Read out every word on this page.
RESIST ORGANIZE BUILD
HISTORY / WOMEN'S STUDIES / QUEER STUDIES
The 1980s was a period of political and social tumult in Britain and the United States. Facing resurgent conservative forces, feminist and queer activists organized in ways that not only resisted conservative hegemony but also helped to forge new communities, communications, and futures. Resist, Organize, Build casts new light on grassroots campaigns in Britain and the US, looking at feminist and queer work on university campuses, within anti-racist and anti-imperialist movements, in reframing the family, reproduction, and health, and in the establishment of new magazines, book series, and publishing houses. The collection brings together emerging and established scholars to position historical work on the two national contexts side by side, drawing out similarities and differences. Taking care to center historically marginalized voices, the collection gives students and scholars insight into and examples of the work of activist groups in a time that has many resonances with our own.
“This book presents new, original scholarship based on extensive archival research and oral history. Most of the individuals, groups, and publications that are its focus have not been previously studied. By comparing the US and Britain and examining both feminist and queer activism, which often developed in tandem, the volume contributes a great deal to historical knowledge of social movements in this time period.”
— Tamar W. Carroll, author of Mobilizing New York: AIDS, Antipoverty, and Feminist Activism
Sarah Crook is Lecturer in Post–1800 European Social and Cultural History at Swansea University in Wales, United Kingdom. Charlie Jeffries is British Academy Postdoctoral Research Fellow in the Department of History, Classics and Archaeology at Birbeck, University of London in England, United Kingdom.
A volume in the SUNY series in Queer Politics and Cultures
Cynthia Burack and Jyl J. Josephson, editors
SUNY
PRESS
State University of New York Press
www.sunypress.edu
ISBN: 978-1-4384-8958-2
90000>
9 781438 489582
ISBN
********
Exercise requirements — Gather all lines from the records above in which "volume" appears.

Task response —
“This book presents new, original scholarship based on extensive archival research and oral history. Most of the individuals, groups, and publications that are its focus have not been previously studied. By comparing the US and Britain and examining both feminist and queer activism, which often developed in tandem, the volume contributes a great deal to historical knowledge of social movements in this time period.”
A volume in the SUNY series in Queer Politics and Cultures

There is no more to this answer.